▶ **Records**:
--

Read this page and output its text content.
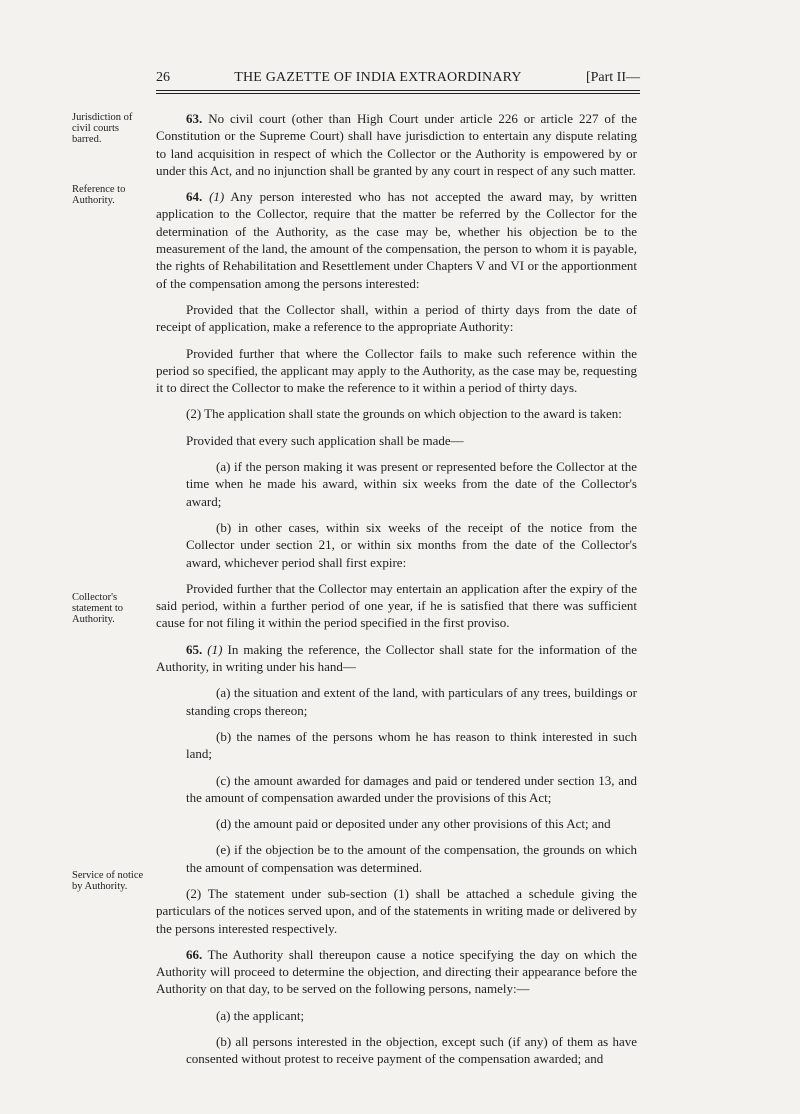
26	THE GAZETTE OF INDIA EXTRAORDINARY	[Part II—
Jurisdiction of civil courts barred.
Reference to Authority.
Collector's statement to Authority.
Service of notice by Authority.

63. No civil court (other than High Court under article 226 or article 227 of the Constitution or the Supreme Court) shall have jurisdiction to entertain any dispute relating to land acquisition in respect of which the Collector or the Authority is empowered by or under this Act, and no injunction shall be granted by any court in respect of any such matter.

64. (1) Any person interested who has not accepted the award may, by written application to the Collector, require that the matter be referred by the Collector for the determination of the Authority, as the case may be, whether his objection be to the measurement of the land, the amount of the compensation, the person to whom it is payable, the rights of Rehabilitation and Resettlement under Chapters V and VI or the apportionment of the compensation among the persons interested:

Provided that the Collector shall, within a period of thirty days from the date of receipt of application, make a reference to the appropriate Authority:

Provided further that where the Collector fails to make such reference within the period so specified, the applicant may apply to the Authority, as the case may be, requesting it to direct the Collector to make the reference to it within a period of thirty days.

(2) The application shall state the grounds on which objection to the award is taken:

Provided that every such application shall be made—

(a) if the person making it was present or represented before the Collector at the time when he made his award, within six weeks from the date of the Collector's award;

(b) in other cases, within six weeks of the receipt of the notice from the Collector under section 21, or within six months from the date of the Collector's award, whichever period shall first expire:

Provided further that the Collector may entertain an application after the expiry of the said period, within a further period of one year, if he is satisfied that there was sufficient cause for not filing it within the period specified in the first proviso.

65. (1) In making the reference, the Collector shall state for the information of the Authority, in writing under his hand—

(a) the situation and extent of the land, with particulars of any trees, buildings or standing crops thereon;

(b) the names of the persons whom he has reason to think interested in such land;

(c) the amount awarded for damages and paid or tendered under section 13, and the amount of compensation awarded under the provisions of this Act;

(d) the amount paid or deposited under any other provisions of this Act; and

(e) if the objection be to the amount of the compensation, the grounds on which the amount of compensation was determined.

(2) The statement under sub-section (1) shall be attached a schedule giving the particulars of the notices served upon, and of the statements in writing made or delivered by the persons interested respectively.

66. The Authority shall thereupon cause a notice specifying the day on which the Authority will proceed to determine the objection, and directing their appearance before the Authority on that day, to be served on the following persons, namely:—

(a) the applicant;

(b) all persons interested in the objection, except such (if any) of them as have consented without protest to receive payment of the compensation awarded; and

--

▶ **Given request**:
Check each line of the entries above, and show every one holding the word "whom".

▶ **Exercise solution**:
64. (1) Any person interested who has not accepted the award may, by written application to the Collector, require that the matter be referred by the Collector for the determination of the Authority, as the case may be, whether his objection be to the measurement of the land, the amount of the compensation, the person to whom it is payable, the rights of Rehabilitation and Resettlement under Chapters V and VI or the apportionment of the compensation among the persons interested:
(b) the names of the persons whom he has reason to think interested in such land;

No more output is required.